**Recorded data**
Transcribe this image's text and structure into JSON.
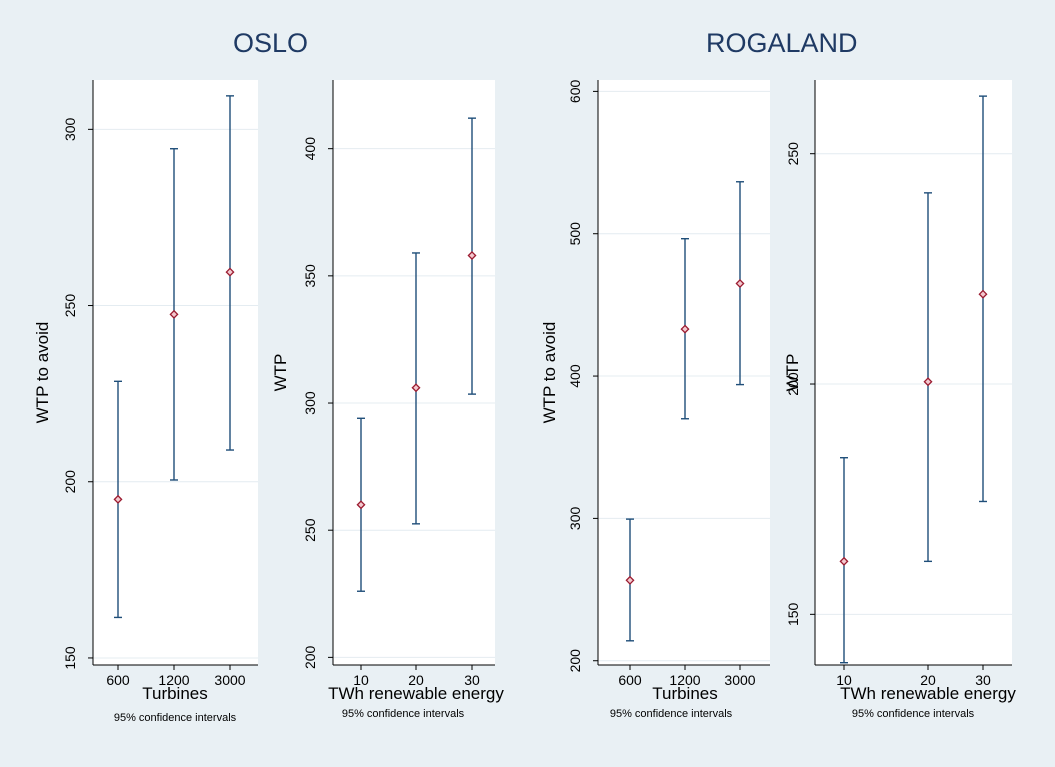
{
  "headings": {
    "left": "OSLO",
    "right": "ROGALAND"
  },
  "colors": {
    "background": "#e9f0f4",
    "plot_area": "#ffffff",
    "error_bar": "#1f4e79",
    "marker_edge": "#9b1b30",
    "marker_fill": "#f3c9cf",
    "gridline": "#e4ecf1",
    "axis": "#000000"
  },
  "chart_data": [
    {
      "type": "errorbar",
      "title": "OSLO",
      "xlabel": "Turbines",
      "ylabel": "WTP to avoid",
      "note": "95% confidence intervals",
      "categories": [
        "600",
        "1200",
        "3000"
      ],
      "estimates": [
        195,
        247.5,
        259.5
      ],
      "ci_lower": [
        161.5,
        200.5,
        209
      ],
      "ci_upper": [
        228.5,
        294.5,
        309.5
      ],
      "ylim": [
        148,
        314
      ],
      "yticks": [
        150,
        200,
        250,
        300
      ],
      "grid": true
    },
    {
      "type": "errorbar",
      "title": "OSLO",
      "xlabel": "TWh renewable energy",
      "ylabel": "WTP",
      "note": "95% confidence intervals",
      "categories": [
        "10",
        "20",
        "30"
      ],
      "estimates": [
        260,
        306,
        358
      ],
      "ci_lower": [
        226,
        252.5,
        303.5
      ],
      "ci_upper": [
        294,
        359,
        412
      ],
      "ylim": [
        197,
        427
      ],
      "yticks": [
        200,
        250,
        300,
        350,
        400
      ],
      "grid": true
    },
    {
      "type": "errorbar",
      "title": "ROGALAND",
      "xlabel": "Turbines",
      "ylabel": "WTP to avoid",
      "note": "95% confidence intervals",
      "categories": [
        "600",
        "1200",
        "3000"
      ],
      "estimates": [
        256.5,
        433,
        465
      ],
      "ci_lower": [
        214,
        370,
        394
      ],
      "ci_upper": [
        299.5,
        496.5,
        536.5
      ],
      "ylim": [
        197,
        608
      ],
      "yticks": [
        200,
        300,
        400,
        500,
        600
      ],
      "grid": true
    },
    {
      "type": "errorbar",
      "title": "ROGALAND",
      "xlabel": "TWh renewable energy",
      "ylabel": "WTP",
      "note": "95% confidence intervals",
      "categories": [
        "10",
        "20",
        "30"
      ],
      "estimates": [
        161.5,
        200.5,
        219.5
      ],
      "ci_lower": [
        139.5,
        161.5,
        174.5
      ],
      "ci_upper": [
        184,
        241.5,
        262.5
      ],
      "ylim": [
        139,
        266
      ],
      "yticks": [
        150,
        200,
        250
      ],
      "grid": true
    }
  ]
}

**Challenge**
Without the pictures, return all the records precisely as they stand.

**Result**
Transcribe this image's text and structure into JSON.
{
  "headings": {
    "left": "OSLO",
    "right": "ROGALAND"
  },
  "colors": {
    "background": "#e9f0f4",
    "plot_area": "#ffffff",
    "error_bar": "#1f4e79",
    "marker_edge": "#9b1b30",
    "marker_fill": "#f3c9cf",
    "gridline": "#e4ecf1",
    "axis": "#000000"
  },
  "chart_data": [
    {
      "type": "errorbar",
      "title": "OSLO",
      "xlabel": "Turbines",
      "ylabel": "WTP to avoid",
      "note": "95% confidence intervals",
      "categories": [
        "600",
        "1200",
        "3000"
      ],
      "estimates": [
        195,
        247.5,
        259.5
      ],
      "ci_lower": [
        161.5,
        200.5,
        209
      ],
      "ci_upper": [
        228.5,
        294.5,
        309.5
      ],
      "ylim": [
        148,
        314
      ],
      "yticks": [
        150,
        200,
        250,
        300
      ],
      "grid": true
    },
    {
      "type": "errorbar",
      "title": "OSLO",
      "xlabel": "TWh renewable energy",
      "ylabel": "WTP",
      "note": "95% confidence intervals",
      "categories": [
        "10",
        "20",
        "30"
      ],
      "estimates": [
        260,
        306,
        358
      ],
      "ci_lower": [
        226,
        252.5,
        303.5
      ],
      "ci_upper": [
        294,
        359,
        412
      ],
      "ylim": [
        197,
        427
      ],
      "yticks": [
        200,
        250,
        300,
        350,
        400
      ],
      "grid": true
    },
    {
      "type": "errorbar",
      "title": "ROGALAND",
      "xlabel": "Turbines",
      "ylabel": "WTP to avoid",
      "note": "95% confidence intervals",
      "categories": [
        "600",
        "1200",
        "3000"
      ],
      "estimates": [
        256.5,
        433,
        465
      ],
      "ci_lower": [
        214,
        370,
        394
      ],
      "ci_upper": [
        299.5,
        496.5,
        536.5
      ],
      "ylim": [
        197,
        608
      ],
      "yticks": [
        200,
        300,
        400,
        500,
        600
      ],
      "grid": true
    },
    {
      "type": "errorbar",
      "title": "ROGALAND",
      "xlabel": "TWh renewable energy",
      "ylabel": "WTP",
      "note": "95% confidence intervals",
      "categories": [
        "10",
        "20",
        "30"
      ],
      "estimates": [
        161.5,
        200.5,
        219.5
      ],
      "ci_lower": [
        139.5,
        161.5,
        174.5
      ],
      "ci_upper": [
        184,
        241.5,
        262.5
      ],
      "ylim": [
        139,
        266
      ],
      "yticks": [
        150,
        200,
        250
      ],
      "grid": true
    }
  ]
}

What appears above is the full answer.